■ Instruções da tarefa
Extraia na íntegra, sem nenhuma alteração, o texto sobre a economia brasileira diante da pandemia de COVID-19.

■ Texto para análise

---+---

Por João Victor Silva, analista de mercado da Orsitec, formado em Relações Internacionais e Economia pela Boston University, nos Estados Unidos.
Após anos de estagnação econômica, 2020 parecia ser o momento em que a economia brasileira começaria a deslanchar. Após a aprovação de reformas importantes como a da previdência, a promulgação da lei de liberdade econômica e o início de um processo de privatizações, as perspectivas dos agentes econômicos sobre o futuro do país eram substancialmente positivas. Contudo, como sabemos, as perspectivas econômicas brasileiras para 2020 não se concretizaram. Afinal de contas, a pandemia de COVID-19 levou à restrição de diversas atividades econômicas, trazendo uma crise econômica sem precedentes não apenas para o Brasil, mas para o mundo todo.
O Brasil, como um país em desenvolvimento e com altos índices de desigualdade social, precisou mobilizar as finanças públicas e o Banco Central para mitigar os efeitos sanitários e econômicos negativos que o vírus trouxe para o país. Assim sendo, o Brasil adotou uma política fiscal e monetária expansionista para minimizar os danos da COVID-19 na economia brasileira. As taxas de juros alcançaram o menor patamar da história (2%) e o déficit primário deve ser superior a R$ 850 bilhões.
Consequentemente, a redução da atividade econômica e a política econômica expansionista causaram diversos desequilíbrios macroeconômicos para o país. O real experimentou uma maxidesvalorização, as contas públicas se aproximam de um patamar insustentável e a política monetária parece estar desalinhada da condição econômica do país. Afinal, os juros reais brasileiros estão inferiores aos de países desenvolvidos como Suíça, Suécia e Dinamarca.

---+---

■ Material fornecido
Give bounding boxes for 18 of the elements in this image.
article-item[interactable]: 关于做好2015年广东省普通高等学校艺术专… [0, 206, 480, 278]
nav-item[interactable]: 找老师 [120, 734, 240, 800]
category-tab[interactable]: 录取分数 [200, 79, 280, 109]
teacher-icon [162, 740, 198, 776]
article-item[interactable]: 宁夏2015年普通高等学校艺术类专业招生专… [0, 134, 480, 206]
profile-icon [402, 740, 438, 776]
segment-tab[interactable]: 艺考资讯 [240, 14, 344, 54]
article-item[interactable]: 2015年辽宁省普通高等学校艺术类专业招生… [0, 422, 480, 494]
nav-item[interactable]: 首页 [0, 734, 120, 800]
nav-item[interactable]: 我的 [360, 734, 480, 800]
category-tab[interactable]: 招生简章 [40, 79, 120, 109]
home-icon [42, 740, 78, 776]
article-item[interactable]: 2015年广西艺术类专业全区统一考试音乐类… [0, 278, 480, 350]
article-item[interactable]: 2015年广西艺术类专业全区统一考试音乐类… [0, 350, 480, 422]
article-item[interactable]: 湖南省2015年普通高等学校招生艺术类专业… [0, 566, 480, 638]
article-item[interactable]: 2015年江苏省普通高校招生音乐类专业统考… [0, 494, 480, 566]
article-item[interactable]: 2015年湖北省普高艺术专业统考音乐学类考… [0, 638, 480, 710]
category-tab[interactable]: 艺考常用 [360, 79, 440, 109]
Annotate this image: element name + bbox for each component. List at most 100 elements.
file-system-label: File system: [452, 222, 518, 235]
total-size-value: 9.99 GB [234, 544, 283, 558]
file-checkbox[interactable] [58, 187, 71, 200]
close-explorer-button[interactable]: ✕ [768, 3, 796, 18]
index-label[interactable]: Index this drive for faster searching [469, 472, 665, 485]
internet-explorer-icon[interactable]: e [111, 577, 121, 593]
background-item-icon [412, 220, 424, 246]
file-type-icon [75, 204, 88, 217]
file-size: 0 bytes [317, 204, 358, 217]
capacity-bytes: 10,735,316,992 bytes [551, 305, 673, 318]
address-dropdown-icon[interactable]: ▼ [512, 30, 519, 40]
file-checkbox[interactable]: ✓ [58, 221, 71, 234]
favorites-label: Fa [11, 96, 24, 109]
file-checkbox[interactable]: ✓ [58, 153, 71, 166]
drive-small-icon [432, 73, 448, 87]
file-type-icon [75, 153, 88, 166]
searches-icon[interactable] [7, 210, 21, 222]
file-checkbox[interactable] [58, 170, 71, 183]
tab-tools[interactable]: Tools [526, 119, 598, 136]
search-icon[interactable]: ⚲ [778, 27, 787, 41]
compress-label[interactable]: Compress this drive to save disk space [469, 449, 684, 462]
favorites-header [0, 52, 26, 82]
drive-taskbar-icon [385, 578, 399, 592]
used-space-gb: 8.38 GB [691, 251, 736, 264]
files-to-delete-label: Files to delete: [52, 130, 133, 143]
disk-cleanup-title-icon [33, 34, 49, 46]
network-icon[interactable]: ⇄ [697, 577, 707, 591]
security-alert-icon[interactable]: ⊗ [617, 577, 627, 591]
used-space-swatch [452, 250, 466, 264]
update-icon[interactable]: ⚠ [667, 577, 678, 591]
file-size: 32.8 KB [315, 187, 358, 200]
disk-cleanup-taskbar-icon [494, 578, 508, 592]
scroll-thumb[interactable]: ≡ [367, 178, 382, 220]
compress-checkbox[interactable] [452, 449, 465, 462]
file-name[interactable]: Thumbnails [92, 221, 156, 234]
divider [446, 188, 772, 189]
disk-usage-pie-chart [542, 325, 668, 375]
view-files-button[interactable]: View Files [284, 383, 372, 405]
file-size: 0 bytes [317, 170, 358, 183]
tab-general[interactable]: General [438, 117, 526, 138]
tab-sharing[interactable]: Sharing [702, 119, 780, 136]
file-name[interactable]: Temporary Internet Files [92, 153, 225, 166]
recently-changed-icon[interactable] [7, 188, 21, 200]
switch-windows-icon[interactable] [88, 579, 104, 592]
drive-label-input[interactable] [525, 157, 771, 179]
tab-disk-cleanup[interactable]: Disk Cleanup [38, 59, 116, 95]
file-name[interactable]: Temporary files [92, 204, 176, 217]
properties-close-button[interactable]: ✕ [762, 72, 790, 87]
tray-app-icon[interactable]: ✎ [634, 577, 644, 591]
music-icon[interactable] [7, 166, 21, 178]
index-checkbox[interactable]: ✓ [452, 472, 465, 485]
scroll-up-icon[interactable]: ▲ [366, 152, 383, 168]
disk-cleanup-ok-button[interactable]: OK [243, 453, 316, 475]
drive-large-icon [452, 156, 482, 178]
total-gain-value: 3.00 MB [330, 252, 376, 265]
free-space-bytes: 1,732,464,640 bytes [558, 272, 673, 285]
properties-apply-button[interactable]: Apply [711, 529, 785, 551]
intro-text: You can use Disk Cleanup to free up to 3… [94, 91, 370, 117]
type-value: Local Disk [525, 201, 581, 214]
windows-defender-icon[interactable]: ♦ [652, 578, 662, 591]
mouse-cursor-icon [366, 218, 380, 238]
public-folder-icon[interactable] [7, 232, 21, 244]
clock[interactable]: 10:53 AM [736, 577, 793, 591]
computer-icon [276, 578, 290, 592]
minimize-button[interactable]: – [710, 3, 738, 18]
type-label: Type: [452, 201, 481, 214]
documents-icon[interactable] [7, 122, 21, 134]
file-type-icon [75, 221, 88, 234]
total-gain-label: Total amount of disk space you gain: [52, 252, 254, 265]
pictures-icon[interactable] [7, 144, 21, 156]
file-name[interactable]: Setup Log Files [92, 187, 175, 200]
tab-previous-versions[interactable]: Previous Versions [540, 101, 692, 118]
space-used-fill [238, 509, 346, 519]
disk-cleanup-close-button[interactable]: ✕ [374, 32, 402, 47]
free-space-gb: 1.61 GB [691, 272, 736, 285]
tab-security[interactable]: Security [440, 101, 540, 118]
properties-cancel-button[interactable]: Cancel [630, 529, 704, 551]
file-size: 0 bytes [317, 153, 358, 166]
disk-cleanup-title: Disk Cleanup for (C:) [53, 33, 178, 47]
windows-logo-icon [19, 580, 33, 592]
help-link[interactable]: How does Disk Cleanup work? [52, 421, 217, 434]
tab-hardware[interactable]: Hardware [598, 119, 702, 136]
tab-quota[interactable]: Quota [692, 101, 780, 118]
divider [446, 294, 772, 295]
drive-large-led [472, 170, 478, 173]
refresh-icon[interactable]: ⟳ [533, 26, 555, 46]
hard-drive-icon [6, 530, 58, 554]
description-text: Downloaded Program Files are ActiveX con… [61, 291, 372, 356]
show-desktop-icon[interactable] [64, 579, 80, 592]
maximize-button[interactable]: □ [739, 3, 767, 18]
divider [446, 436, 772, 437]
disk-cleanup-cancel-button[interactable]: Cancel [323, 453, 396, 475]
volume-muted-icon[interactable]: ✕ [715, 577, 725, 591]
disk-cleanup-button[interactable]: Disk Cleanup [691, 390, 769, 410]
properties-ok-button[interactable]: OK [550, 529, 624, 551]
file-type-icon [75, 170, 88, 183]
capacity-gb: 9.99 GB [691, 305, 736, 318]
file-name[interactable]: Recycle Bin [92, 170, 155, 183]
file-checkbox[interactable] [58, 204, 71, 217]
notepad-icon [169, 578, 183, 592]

---+---

■ Resposta escrita
Por João Victor Silva, analista de mercado da Orsitec, formado em Relações Internacionais e Economia pela Boston University, nos Estados Unidos.
Após anos de estagnação econômica, 2020 parecia ser o momento em que a economia brasileira começaria a deslanchar. Após a aprovação de reformas importantes como a da previdência, a promulgação da lei de liberdade econômica e o início de um processo de privatizações, as perspectivas dos agentes econômicos sobre o futuro do país eram substancialmente positivas. Contudo, como sabemos, as perspectivas econômicas brasileiras para 2020 não se concretizaram. Afinal de contas, a pandemia de COVID-19 levou à restrição de diversas atividades econômicas, trazendo uma crise econômica sem precedentes não apenas para o Brasil, mas para o mundo todo.
O Brasil, como um país em desenvolvimento e com altos índices de desigualdade social, precisou mobilizar as finanças públicas e o Banco Central para mitigar os efeitos sanitários e econômicos negativos que o vírus trouxe para o país. Assim sendo, o Brasil adotou uma política fiscal e monetária expansionista para minimizar os danos da COVID-19 na economia brasileira. As taxas de juros alcançaram o menor patamar da história (2%) e o déficit primário deve ser superior a R$ 850 bilhões.
Consequentemente, a redução da atividade econômica e a política econômica expansionista causaram diversos desequilíbrios macroeconômicos para o país. O real experimentou uma maxidesvalorização, as contas públicas se aproximam de um patamar insustentável e a política monetária parece estar desalinhada da condição econômica do país. Afinal, os juros reais brasileiros estão inferiores aos de países desenvolvidos como Suíça, Suécia e Dinamarca.